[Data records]
***

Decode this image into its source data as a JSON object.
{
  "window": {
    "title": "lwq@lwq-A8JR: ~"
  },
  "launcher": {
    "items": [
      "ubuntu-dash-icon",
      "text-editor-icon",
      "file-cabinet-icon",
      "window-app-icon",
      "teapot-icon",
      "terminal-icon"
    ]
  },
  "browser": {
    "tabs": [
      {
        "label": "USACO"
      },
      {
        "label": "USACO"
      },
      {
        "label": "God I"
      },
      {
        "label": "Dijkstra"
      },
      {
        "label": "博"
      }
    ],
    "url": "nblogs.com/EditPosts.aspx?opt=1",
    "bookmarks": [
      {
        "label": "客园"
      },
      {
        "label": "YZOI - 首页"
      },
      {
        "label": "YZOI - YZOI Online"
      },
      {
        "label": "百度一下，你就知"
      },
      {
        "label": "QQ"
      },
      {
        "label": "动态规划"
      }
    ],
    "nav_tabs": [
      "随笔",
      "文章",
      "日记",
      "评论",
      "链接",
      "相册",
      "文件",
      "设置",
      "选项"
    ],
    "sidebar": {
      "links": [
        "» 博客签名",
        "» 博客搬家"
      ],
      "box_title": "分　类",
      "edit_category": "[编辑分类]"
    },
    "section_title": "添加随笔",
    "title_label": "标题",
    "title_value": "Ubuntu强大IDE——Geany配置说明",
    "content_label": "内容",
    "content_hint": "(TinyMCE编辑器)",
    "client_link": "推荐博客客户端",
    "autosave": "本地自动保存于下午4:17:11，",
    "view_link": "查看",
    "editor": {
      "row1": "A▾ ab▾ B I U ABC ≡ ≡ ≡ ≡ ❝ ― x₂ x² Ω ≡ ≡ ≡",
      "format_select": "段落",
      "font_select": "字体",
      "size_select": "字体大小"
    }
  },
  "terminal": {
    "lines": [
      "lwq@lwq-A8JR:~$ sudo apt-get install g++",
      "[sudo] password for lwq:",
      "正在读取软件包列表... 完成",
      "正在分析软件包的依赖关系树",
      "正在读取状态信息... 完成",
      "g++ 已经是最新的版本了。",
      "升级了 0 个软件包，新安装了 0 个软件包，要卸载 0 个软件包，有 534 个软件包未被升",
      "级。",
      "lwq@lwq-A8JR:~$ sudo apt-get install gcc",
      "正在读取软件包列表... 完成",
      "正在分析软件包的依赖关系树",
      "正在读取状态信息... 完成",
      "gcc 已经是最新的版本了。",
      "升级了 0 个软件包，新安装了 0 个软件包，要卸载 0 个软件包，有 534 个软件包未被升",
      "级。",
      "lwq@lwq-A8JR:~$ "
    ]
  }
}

***

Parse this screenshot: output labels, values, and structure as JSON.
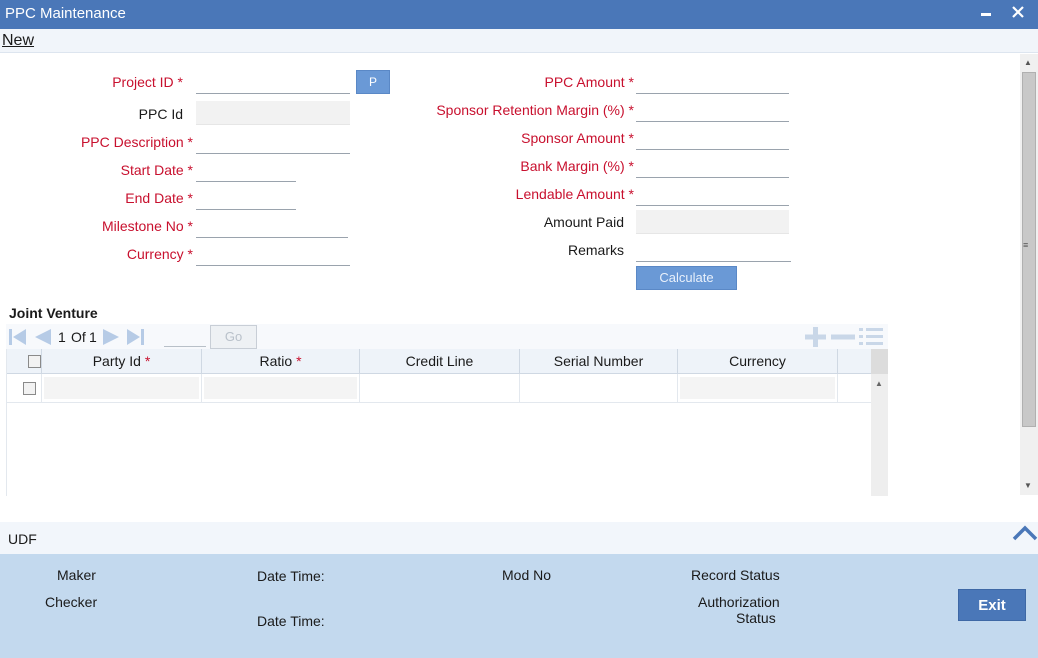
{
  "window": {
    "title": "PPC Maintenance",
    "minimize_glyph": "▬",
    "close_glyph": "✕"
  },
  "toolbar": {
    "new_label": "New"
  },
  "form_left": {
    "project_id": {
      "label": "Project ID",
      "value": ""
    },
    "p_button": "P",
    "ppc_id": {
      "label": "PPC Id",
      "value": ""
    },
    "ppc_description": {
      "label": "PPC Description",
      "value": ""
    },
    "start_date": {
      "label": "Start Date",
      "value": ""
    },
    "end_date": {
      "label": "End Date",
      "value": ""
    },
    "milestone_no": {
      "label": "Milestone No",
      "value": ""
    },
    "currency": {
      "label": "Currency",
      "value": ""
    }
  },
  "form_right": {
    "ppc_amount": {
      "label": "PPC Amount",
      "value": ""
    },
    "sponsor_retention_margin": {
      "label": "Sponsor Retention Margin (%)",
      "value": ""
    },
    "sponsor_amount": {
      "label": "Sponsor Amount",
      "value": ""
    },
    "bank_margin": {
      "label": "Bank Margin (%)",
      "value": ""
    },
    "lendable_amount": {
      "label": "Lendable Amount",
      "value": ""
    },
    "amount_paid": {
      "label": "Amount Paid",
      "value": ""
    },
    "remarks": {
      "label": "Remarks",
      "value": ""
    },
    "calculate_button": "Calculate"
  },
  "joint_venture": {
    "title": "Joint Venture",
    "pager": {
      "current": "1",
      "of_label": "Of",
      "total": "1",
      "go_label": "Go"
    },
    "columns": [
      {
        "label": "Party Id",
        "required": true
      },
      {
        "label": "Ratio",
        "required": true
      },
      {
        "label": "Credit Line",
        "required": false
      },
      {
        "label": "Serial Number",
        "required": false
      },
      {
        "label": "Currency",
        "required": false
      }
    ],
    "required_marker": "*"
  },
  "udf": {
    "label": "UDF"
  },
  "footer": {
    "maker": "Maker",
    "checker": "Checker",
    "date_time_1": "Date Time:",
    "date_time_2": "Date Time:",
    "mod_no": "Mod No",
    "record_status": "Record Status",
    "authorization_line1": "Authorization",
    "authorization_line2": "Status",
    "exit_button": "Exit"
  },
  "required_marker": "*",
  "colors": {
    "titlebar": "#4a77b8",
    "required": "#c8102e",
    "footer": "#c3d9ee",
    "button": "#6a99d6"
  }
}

***

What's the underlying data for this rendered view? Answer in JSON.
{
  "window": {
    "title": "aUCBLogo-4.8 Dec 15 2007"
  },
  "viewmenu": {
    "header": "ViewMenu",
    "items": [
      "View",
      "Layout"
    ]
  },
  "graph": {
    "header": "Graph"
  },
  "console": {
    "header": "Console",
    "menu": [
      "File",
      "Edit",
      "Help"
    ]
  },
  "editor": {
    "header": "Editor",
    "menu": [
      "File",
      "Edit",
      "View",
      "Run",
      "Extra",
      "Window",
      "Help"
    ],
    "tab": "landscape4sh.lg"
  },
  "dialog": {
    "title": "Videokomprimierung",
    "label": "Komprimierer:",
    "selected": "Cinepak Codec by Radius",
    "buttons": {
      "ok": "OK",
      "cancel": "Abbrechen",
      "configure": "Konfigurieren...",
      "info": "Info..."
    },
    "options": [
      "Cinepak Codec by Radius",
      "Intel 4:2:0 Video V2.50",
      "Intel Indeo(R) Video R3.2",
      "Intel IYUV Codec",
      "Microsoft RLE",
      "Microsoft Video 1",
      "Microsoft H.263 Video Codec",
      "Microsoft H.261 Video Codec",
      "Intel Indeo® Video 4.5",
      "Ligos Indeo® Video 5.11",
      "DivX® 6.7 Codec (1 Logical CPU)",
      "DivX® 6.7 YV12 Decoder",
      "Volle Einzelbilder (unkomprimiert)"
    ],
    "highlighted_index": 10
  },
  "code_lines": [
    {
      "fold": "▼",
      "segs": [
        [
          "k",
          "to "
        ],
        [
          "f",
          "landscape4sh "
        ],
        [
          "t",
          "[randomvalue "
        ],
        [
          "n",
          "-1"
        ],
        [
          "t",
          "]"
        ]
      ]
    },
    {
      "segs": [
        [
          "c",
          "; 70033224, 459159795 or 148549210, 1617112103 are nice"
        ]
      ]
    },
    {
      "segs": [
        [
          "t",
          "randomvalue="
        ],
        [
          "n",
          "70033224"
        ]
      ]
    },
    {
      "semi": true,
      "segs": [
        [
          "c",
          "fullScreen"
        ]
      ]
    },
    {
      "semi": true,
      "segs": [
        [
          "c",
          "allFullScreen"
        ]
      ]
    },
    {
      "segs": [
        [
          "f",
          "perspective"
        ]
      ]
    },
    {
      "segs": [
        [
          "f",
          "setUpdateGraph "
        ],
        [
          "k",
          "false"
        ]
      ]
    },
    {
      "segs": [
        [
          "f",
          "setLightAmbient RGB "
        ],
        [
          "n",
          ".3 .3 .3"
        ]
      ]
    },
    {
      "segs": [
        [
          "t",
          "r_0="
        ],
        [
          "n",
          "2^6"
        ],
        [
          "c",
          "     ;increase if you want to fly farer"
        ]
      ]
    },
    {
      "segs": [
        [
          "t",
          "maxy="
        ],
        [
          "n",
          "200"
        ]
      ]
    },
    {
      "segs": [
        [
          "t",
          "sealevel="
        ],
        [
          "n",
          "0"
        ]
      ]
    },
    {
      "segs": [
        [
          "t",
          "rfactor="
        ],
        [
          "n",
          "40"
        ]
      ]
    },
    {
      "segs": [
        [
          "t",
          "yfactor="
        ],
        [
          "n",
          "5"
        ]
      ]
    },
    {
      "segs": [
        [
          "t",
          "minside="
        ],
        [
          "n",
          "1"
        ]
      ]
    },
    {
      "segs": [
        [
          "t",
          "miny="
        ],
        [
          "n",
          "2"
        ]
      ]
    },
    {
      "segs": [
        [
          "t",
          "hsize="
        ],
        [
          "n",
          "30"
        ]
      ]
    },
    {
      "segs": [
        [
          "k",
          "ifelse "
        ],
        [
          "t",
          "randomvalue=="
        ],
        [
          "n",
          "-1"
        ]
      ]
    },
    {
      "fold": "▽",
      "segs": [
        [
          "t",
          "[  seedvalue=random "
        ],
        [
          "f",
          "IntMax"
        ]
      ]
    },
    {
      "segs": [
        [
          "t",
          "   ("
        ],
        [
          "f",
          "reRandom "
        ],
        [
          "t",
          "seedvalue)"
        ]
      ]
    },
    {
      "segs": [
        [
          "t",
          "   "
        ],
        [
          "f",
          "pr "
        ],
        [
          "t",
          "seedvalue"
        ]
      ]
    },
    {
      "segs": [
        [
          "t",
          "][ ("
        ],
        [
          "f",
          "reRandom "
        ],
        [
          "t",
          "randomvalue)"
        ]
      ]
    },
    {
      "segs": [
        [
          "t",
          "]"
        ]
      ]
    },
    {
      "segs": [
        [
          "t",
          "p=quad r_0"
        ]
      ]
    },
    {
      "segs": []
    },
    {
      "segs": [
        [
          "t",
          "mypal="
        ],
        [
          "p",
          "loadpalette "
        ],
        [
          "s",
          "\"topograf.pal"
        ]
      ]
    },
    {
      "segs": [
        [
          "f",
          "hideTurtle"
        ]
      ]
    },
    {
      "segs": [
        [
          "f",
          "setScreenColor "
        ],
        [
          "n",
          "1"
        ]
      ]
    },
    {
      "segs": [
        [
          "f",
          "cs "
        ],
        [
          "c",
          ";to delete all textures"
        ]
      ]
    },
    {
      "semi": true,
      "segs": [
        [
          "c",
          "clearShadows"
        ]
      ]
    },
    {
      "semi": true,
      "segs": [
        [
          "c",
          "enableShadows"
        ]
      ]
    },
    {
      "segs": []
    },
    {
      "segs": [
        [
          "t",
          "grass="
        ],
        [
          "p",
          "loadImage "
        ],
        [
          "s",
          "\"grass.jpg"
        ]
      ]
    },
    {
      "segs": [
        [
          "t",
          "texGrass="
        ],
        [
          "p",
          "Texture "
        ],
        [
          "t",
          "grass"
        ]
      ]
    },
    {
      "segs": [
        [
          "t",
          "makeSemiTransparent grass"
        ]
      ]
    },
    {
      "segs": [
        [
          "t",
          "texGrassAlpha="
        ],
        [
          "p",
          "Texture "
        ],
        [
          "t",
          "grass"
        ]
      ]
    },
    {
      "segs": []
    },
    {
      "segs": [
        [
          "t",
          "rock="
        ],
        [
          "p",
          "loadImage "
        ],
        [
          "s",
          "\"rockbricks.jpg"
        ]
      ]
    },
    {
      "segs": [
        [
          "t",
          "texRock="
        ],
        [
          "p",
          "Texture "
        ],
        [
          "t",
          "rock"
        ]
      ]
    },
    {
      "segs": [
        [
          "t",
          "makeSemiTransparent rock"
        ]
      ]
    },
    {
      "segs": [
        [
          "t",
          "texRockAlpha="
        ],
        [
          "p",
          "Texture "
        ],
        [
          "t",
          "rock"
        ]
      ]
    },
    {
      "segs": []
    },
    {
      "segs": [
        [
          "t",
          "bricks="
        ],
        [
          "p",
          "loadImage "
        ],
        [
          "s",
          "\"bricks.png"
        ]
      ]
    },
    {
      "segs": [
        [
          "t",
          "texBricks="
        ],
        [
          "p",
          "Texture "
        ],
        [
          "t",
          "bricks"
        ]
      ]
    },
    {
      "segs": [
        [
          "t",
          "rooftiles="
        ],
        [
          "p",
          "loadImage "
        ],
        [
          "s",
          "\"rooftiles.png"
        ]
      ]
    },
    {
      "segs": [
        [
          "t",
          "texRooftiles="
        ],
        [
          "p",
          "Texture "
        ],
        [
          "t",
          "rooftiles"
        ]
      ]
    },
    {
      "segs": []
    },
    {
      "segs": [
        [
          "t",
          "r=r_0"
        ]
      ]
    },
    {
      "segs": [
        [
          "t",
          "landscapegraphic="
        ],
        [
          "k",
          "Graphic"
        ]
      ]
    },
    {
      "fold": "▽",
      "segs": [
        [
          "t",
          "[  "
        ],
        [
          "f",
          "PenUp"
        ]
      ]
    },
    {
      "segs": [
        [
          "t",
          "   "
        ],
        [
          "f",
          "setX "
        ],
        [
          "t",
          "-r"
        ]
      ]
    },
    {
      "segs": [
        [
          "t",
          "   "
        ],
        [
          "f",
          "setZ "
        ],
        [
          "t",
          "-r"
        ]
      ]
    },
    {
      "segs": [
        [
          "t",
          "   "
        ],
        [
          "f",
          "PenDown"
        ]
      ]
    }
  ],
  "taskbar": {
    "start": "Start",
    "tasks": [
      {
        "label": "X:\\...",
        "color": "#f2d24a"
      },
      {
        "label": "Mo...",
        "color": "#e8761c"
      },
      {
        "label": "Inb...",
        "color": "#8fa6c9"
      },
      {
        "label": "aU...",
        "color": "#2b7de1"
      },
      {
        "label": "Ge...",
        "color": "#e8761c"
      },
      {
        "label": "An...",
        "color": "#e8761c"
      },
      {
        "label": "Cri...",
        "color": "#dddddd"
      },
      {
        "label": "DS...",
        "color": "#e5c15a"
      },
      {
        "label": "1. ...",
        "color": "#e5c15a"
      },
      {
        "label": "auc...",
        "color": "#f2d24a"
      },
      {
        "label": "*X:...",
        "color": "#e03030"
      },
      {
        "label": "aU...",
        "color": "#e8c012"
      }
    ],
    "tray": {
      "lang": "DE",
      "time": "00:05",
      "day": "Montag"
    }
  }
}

***

* **Stated task**
Only lines with the word "Radius" should be collected from the material.

* **Written solution**
    "selected": "Cinepak Codec by Radius",
      "Cinepak Codec by Radius",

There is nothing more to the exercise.